(Data entries)

──────

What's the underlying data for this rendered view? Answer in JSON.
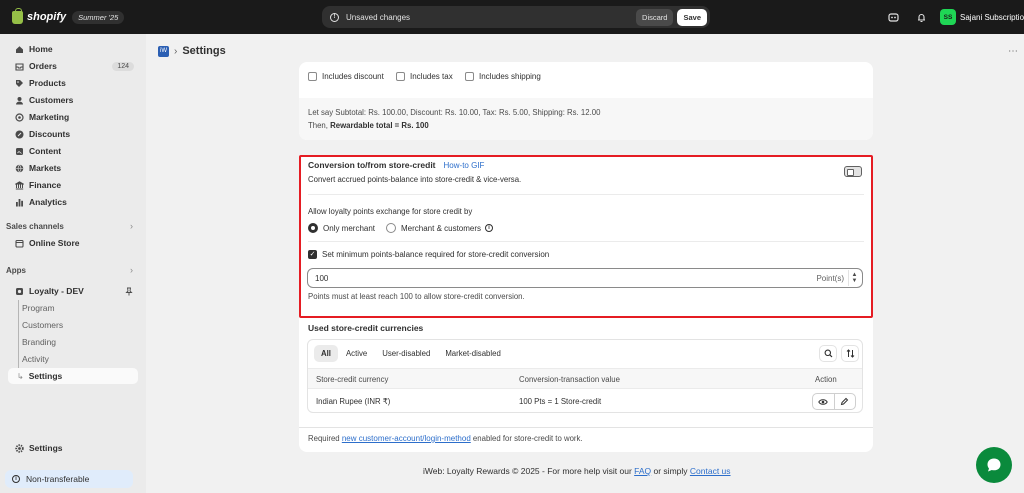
{
  "topbar": {
    "brand": "shopify",
    "edition": "Summer '25",
    "unsaved_text": "Unsaved changes",
    "discard_label": "Discard",
    "save_label": "Save",
    "avatar_initials": "SS",
    "store_name": "Sajani Subscription"
  },
  "sidebar": {
    "items": [
      {
        "label": "Home",
        "icon": "home-icon"
      },
      {
        "label": "Orders",
        "icon": "orders-icon",
        "badge": "124"
      },
      {
        "label": "Products",
        "icon": "tag-icon"
      },
      {
        "label": "Customers",
        "icon": "person-icon"
      },
      {
        "label": "Marketing",
        "icon": "target-icon"
      },
      {
        "label": "Discounts",
        "icon": "discount-icon"
      },
      {
        "label": "Content",
        "icon": "content-icon"
      },
      {
        "label": "Markets",
        "icon": "globe-icon"
      },
      {
        "label": "Finance",
        "icon": "bank-icon"
      },
      {
        "label": "Analytics",
        "icon": "chart-icon"
      }
    ],
    "sales_channels_title": "Sales channels",
    "online_store_label": "Online Store",
    "apps_title": "Apps",
    "app_name": "Loyalty - DEV",
    "app_sub_items": [
      "Program",
      "Customers",
      "Branding",
      "Activity",
      "Settings"
    ],
    "settings_label": "Settings",
    "non_transferable_label": "Non-transferable"
  },
  "page": {
    "title": "Settings",
    "app_logo_text": "iW"
  },
  "reward_card": {
    "checkboxes": [
      "Includes discount",
      "Includes tax",
      "Includes shipping"
    ],
    "example_line1": "Let say Subtotal: Rs. 100.00, Discount: Rs. 10.00, Tax: Rs. 5.00, Shipping: Rs. 12.00",
    "example_line2_prefix": "Then, ",
    "example_line2_bold": "Rewardable total = Rs. 100"
  },
  "conversion": {
    "title": "Conversion to/from store-credit",
    "howto_link": "How-to GIF",
    "description": "Convert accrued points-balance into store-credit & vice-versa.",
    "exchange_label": "Allow loyalty points exchange for store credit by",
    "radio_options": [
      "Only merchant",
      "Merchant & customers"
    ],
    "min_balance_label": "Set minimum points-balance required for store-credit conversion",
    "min_balance_value": "100",
    "min_balance_suffix": "Point(s)",
    "help_text": "Points must at least reach 100 to allow store-credit conversion."
  },
  "currencies": {
    "title": "Used store-credit currencies",
    "tabs": [
      "All",
      "Active",
      "User-disabled",
      "Market-disabled"
    ],
    "columns": [
      "Store-credit currency",
      "Conversion-transaction value",
      "Action"
    ],
    "rows": [
      {
        "currency": "Indian Rupee (INR ₹)",
        "value": "100 Pts = 1 Store-credit"
      }
    ],
    "required_prefix": "Required ",
    "required_link": "new customer-account/login-method",
    "required_suffix": " enabled for store-credit to work."
  },
  "footer": {
    "prefix": "iWeb: Loyalty Rewards © 2025 - For more help visit our ",
    "faq_link": "FAQ",
    "middle": " or simply ",
    "contact_link": "Contact us"
  }
}
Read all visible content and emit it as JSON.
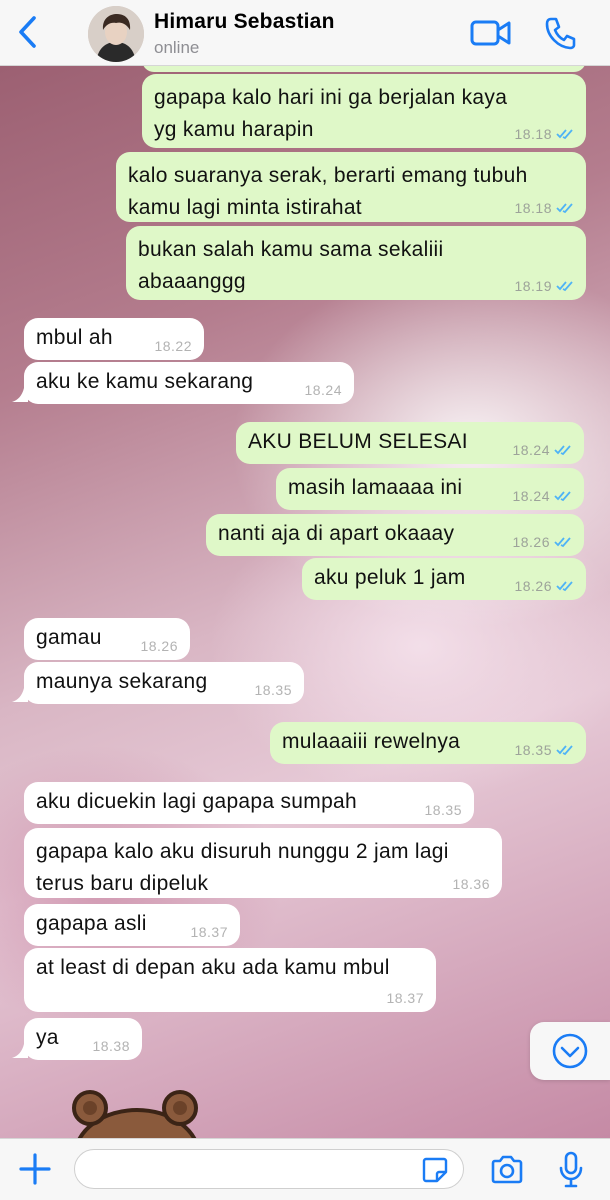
{
  "header": {
    "contact_name": "Himaru Sebastian",
    "status": "online",
    "back_icon": "chevron-left-icon",
    "video_icon": "video-camera-icon",
    "call_icon": "phone-icon",
    "accent_color": "#1a7cf5"
  },
  "messages": [
    {
      "dir": "out",
      "text": "gapapa kalo hari ini ga berjalan kaya yg kamu harapin",
      "time": "18.18",
      "read": true
    },
    {
      "dir": "out",
      "text": "kalo suaranya serak, berarti emang tubuh kamu lagi minta istirahat",
      "time": "18.18",
      "read": true
    },
    {
      "dir": "out",
      "text": "bukan salah kamu sama sekaliii abaaanggg",
      "time": "18.19",
      "read": true
    },
    {
      "dir": "in",
      "text": "mbul ah",
      "time": "18.22"
    },
    {
      "dir": "in",
      "text": "aku ke kamu sekarang",
      "time": "18.24"
    },
    {
      "dir": "out",
      "text": "AKU BELUM SELESAI",
      "time": "18.24",
      "read": true
    },
    {
      "dir": "out",
      "text": "masih lamaaaa ini",
      "time": "18.24",
      "read": true
    },
    {
      "dir": "out",
      "text": "nanti aja di apart okaaay",
      "time": "18.26",
      "read": true
    },
    {
      "dir": "out",
      "text": "aku peluk 1 jam",
      "time": "18.26",
      "read": true
    },
    {
      "dir": "in",
      "text": "gamau",
      "time": "18.26"
    },
    {
      "dir": "in",
      "text": "maunya sekarang",
      "time": "18.35"
    },
    {
      "dir": "out",
      "text": "mulaaaiii rewelnya",
      "time": "18.35",
      "read": true
    },
    {
      "dir": "in",
      "text": "aku dicuekin lagi gapapa sumpah",
      "time": "18.35"
    },
    {
      "dir": "in",
      "text": "gapapa kalo aku disuruh nunggu 2 jam lagi terus baru dipeluk",
      "time": "18.36"
    },
    {
      "dir": "in",
      "text": "gapapa asli",
      "time": "18.37"
    },
    {
      "dir": "in",
      "text": "at least di depan aku ada kamu mbul",
      "time": "18.37"
    },
    {
      "dir": "in",
      "text": "ya",
      "time": "18.38"
    }
  ],
  "colors": {
    "outgoing_bubble": "#dff8c8",
    "incoming_bubble": "#ffffff",
    "read_ticks": "#4fb3f6"
  },
  "scroll_down_icon": "chevron-down-circle-icon",
  "sticker_icon": "bear-sticker-icon",
  "input": {
    "placeholder": "",
    "value": "",
    "plus_icon": "plus-icon",
    "sticker_icon": "sticker-icon",
    "camera_icon": "camera-icon",
    "mic_icon": "microphone-icon"
  }
}
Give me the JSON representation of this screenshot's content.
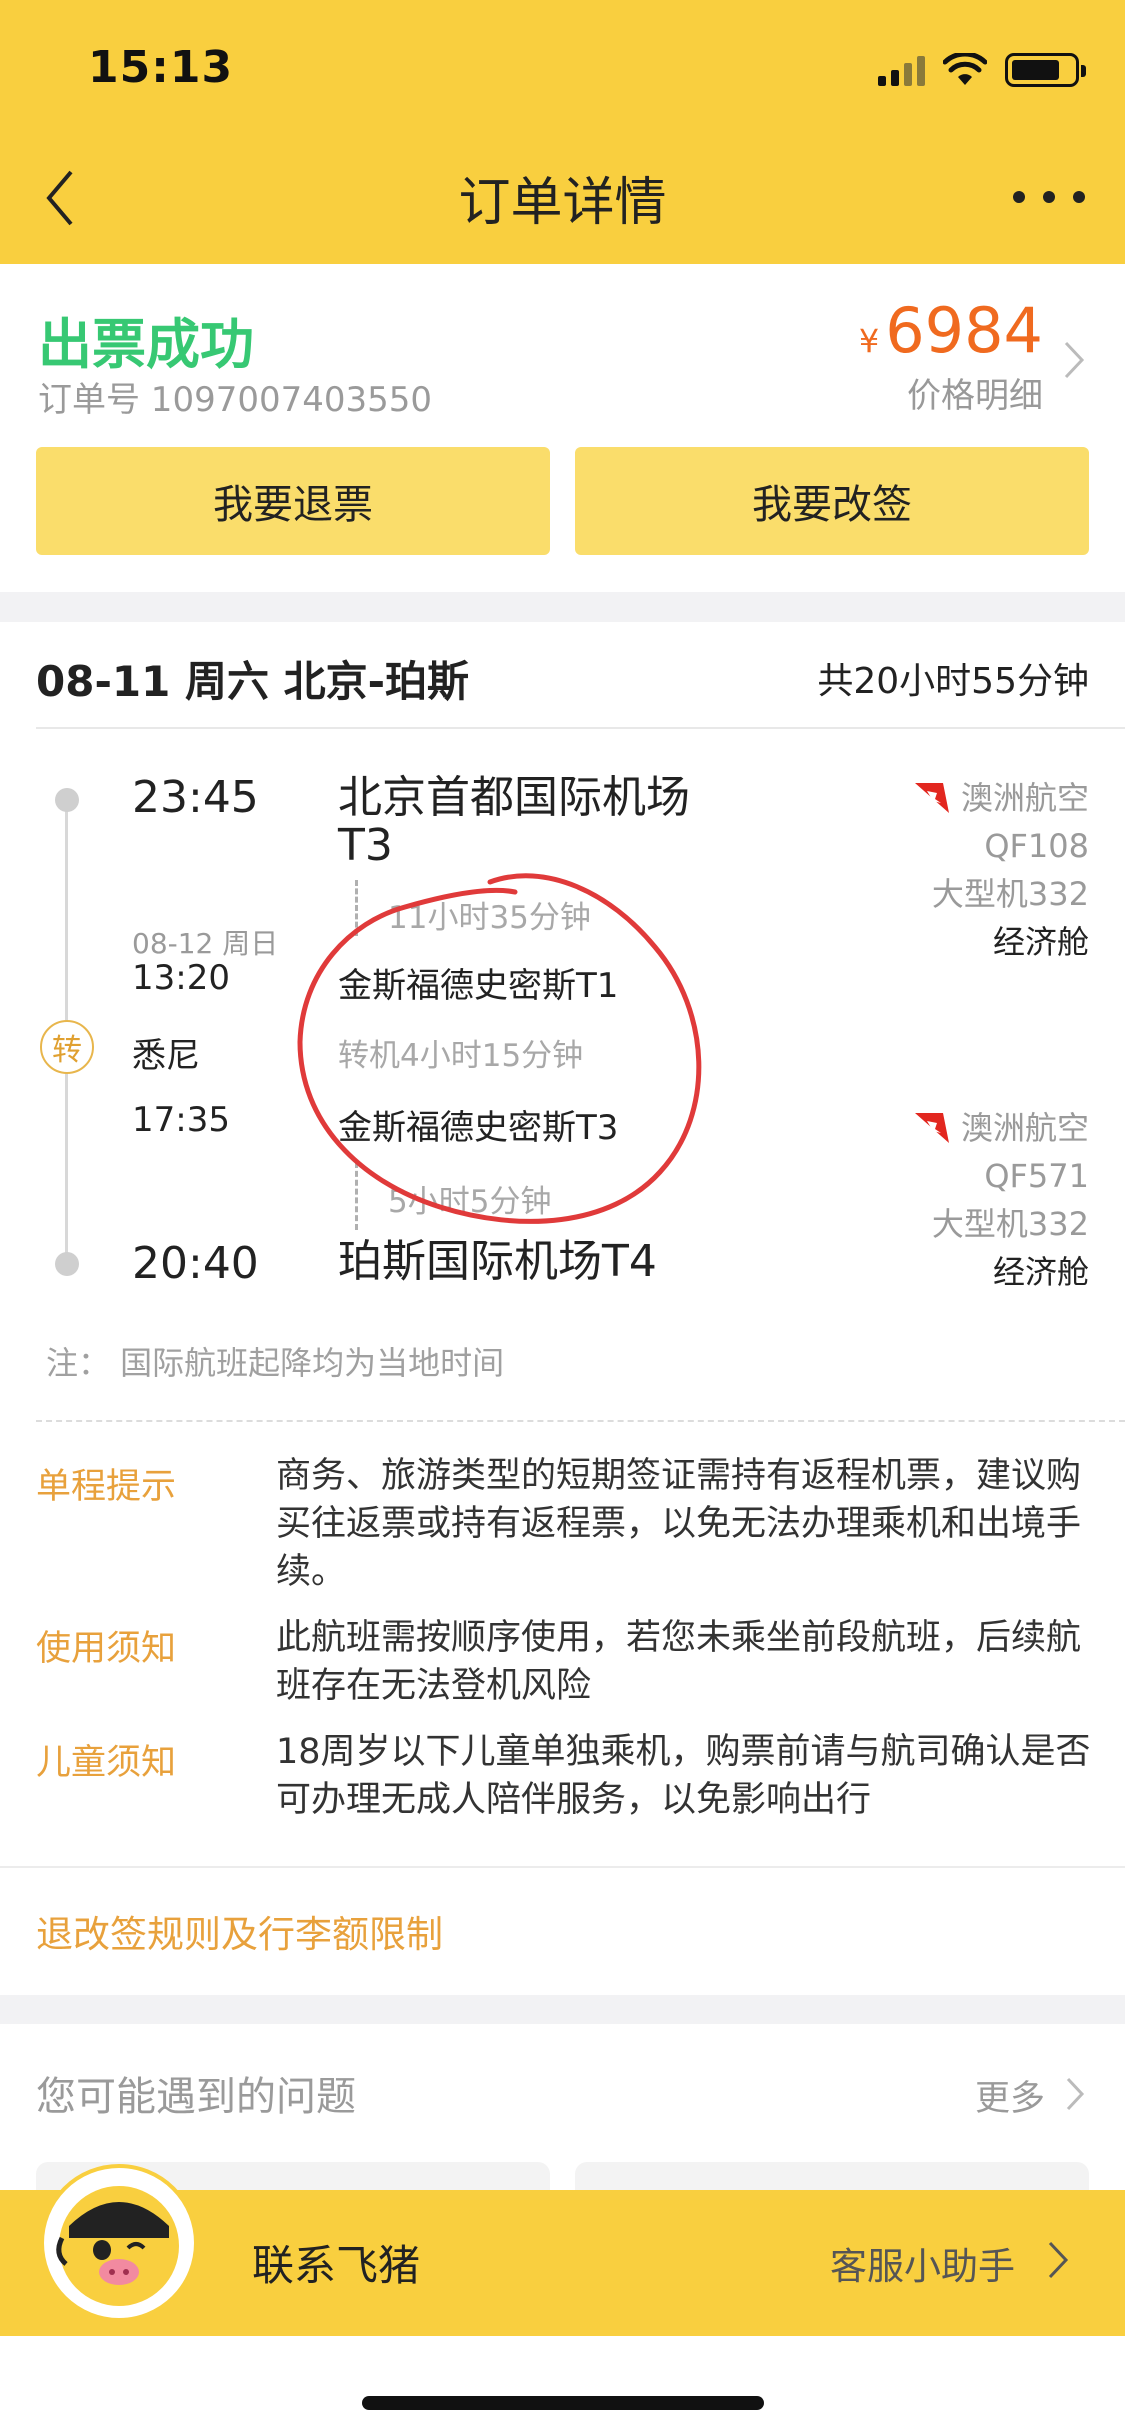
{
  "status_bar": {
    "time": "15:13"
  },
  "nav": {
    "title": "订单详情",
    "back_icon": "chevron-left-icon",
    "more_icon": "more-dots-icon"
  },
  "order": {
    "status": "出票成功",
    "order_number": "订单号 1097007403550",
    "currency_symbol": "¥",
    "price": "6984",
    "price_detail": "价格明细",
    "refund_label": "我要退票",
    "change_label": "我要改签"
  },
  "flight": {
    "route_title": "08-11 周六 北京-珀斯",
    "total_duration": "共20小时55分钟",
    "depart_time": "23:45",
    "depart_airport": "北京首都国际机场T3",
    "leg1_duration": "11小时35分钟",
    "transfer_arrive_date": "08-12 周日",
    "transfer_arrive_time": "13:20",
    "transfer_arrive_airport": "金斯福德史密斯T1",
    "transfer_badge": "转",
    "transfer_city": "悉尼",
    "transfer_wait": "转机4小时15分钟",
    "transfer_depart_time": "17:35",
    "transfer_depart_airport": "金斯福德史密斯T3",
    "leg2_duration": "5小时5分钟",
    "arrive_time": "20:40",
    "arrive_airport": "珀斯国际机场T4",
    "leg1": {
      "airline": "澳洲航空",
      "flight_no": "QF108",
      "aircraft": "大型机332",
      "cabin": "经济舱"
    },
    "leg2": {
      "airline": "澳洲航空",
      "flight_no": "QF571",
      "aircraft": "大型机332",
      "cabin": "经济舱"
    },
    "note": "注：  国际航班起降均为当地时间"
  },
  "tips": [
    {
      "label": "单程提示",
      "text": "商务、旅游类型的短期签证需持有返程机票，建议购买往返票或持有返程票，以免无法办理乘机和出境手续。"
    },
    {
      "label": "使用须知",
      "text": "此航班需按顺序使用，若您未乘坐前段航班，后续航班存在无法登机风险"
    },
    {
      "label": "儿童须知",
      "text": "18周岁以下儿童单独乘机，购票前请与航司确认是否可办理无成人陪伴服务，以免影响出行"
    }
  ],
  "rules_link": "退改签规则及行李额限制",
  "questions": {
    "title": "您可能遇到的问题",
    "more": "更多"
  },
  "contact": {
    "label": "联系飞猪",
    "helper": "客服小助手"
  },
  "colors": {
    "header": "#f9cf3f",
    "success": "#37c873",
    "price": "#f06a1f",
    "accent": "#e8a13c",
    "annotation": "#e03a3a"
  }
}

──────

* _What is needed_
Your answer should be a single number: how many lines in the data above include "least"?

* _Result of this exercise_
2